* _SET PROBLEM_:
Whenever a line below holds the word "углe", copy that line.

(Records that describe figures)
^^^^^^^^

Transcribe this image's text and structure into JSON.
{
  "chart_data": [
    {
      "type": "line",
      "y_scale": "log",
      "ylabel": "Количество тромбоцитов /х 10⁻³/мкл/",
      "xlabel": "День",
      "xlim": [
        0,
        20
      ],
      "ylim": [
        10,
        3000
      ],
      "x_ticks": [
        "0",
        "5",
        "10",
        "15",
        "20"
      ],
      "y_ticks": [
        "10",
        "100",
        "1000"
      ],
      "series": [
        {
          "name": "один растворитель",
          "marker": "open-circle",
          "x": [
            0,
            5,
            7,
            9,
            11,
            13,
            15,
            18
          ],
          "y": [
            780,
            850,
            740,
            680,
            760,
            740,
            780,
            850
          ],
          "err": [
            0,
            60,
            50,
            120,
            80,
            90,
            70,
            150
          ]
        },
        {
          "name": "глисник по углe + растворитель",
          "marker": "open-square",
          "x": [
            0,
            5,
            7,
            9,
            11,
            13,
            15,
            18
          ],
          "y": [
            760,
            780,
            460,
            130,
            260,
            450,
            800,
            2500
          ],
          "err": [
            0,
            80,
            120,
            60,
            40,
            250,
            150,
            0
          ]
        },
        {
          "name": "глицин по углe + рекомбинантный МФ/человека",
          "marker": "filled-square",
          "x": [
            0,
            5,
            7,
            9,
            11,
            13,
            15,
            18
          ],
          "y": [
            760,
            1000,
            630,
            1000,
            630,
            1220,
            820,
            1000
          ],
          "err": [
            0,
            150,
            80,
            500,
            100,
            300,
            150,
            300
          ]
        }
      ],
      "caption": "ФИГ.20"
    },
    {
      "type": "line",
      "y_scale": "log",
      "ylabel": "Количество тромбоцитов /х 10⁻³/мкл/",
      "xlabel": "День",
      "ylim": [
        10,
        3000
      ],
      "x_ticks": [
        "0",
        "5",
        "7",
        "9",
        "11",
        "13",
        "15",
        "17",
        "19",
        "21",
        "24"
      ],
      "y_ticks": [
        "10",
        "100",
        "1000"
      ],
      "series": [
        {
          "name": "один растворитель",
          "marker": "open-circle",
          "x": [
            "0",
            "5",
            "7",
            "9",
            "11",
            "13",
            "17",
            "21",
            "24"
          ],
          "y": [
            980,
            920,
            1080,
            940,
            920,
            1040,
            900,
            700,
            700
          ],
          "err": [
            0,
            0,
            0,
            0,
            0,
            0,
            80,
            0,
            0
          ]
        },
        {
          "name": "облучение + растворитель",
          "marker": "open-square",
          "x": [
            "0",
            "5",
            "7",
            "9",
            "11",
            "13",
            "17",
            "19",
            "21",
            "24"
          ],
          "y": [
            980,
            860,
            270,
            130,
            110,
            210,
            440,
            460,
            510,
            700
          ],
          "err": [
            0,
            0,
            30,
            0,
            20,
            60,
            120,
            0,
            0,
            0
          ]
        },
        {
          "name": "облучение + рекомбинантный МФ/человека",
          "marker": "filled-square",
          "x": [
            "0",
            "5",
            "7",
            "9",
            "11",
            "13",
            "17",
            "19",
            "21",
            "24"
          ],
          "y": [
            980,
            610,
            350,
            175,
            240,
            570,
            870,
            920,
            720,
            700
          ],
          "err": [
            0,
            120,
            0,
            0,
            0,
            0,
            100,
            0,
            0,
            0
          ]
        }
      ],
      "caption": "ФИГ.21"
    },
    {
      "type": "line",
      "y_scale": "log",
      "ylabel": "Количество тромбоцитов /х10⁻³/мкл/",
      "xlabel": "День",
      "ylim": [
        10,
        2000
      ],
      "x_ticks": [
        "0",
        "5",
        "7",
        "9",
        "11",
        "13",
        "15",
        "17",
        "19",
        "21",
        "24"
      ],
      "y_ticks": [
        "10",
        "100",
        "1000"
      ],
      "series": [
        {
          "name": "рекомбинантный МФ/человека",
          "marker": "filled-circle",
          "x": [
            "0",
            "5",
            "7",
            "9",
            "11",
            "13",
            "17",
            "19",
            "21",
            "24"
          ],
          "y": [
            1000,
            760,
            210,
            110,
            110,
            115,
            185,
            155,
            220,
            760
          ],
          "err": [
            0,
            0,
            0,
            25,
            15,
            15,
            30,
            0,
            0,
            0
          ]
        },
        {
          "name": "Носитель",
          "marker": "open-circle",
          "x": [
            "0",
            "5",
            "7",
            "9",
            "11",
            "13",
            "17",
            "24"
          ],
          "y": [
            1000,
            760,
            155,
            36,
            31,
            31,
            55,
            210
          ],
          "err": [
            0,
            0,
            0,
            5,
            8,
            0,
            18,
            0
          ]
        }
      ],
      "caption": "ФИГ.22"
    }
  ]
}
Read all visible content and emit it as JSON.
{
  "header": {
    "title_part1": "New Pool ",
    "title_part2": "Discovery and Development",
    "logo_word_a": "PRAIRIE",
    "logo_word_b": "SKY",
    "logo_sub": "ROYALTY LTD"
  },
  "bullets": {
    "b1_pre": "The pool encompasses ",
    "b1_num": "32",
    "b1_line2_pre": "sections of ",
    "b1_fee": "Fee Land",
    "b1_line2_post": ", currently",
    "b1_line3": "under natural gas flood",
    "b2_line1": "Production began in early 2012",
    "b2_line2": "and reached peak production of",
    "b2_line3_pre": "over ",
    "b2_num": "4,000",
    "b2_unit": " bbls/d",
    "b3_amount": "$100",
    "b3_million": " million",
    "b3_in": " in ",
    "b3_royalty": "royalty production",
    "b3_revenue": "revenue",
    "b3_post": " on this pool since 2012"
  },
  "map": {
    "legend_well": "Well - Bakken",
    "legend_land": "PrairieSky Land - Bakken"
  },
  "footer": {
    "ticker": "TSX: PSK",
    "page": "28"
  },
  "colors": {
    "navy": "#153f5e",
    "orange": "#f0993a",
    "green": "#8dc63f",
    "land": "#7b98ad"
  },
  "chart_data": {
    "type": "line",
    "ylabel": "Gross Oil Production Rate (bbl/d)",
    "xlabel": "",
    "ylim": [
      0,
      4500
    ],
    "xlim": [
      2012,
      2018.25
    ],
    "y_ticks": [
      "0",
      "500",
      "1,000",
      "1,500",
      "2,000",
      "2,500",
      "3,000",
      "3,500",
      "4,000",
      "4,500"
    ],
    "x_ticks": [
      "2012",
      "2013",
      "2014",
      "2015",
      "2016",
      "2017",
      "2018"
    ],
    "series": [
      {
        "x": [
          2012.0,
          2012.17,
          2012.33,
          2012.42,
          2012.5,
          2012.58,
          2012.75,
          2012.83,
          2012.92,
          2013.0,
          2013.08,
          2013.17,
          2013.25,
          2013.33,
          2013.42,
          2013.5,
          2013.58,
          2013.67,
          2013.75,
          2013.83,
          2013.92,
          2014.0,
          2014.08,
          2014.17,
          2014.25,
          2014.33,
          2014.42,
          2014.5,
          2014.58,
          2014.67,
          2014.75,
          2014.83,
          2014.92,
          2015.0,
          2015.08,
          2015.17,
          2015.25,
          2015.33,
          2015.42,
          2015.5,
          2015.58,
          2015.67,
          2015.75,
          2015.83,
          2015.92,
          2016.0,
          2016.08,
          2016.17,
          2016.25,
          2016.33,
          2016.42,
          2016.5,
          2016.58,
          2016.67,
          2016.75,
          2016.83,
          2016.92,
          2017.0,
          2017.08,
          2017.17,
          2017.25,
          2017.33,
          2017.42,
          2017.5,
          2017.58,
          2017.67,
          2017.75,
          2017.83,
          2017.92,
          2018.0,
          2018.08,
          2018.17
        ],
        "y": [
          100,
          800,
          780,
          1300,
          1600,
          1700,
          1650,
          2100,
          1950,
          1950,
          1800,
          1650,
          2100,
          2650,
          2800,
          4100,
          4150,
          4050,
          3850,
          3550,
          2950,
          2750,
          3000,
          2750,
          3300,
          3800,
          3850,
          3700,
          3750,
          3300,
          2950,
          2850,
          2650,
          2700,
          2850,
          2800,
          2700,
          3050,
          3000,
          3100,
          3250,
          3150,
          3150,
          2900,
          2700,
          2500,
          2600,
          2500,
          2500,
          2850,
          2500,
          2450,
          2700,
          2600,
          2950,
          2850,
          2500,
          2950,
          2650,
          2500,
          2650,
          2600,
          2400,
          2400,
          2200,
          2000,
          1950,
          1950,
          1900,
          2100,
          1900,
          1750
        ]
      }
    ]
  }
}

^^^^^^^^

* _WRITTEN SOLUTION_:
          "name": "глисник по углe + растворитель",
          "name": "глицин по углe + рекомбинантный МФ/человека",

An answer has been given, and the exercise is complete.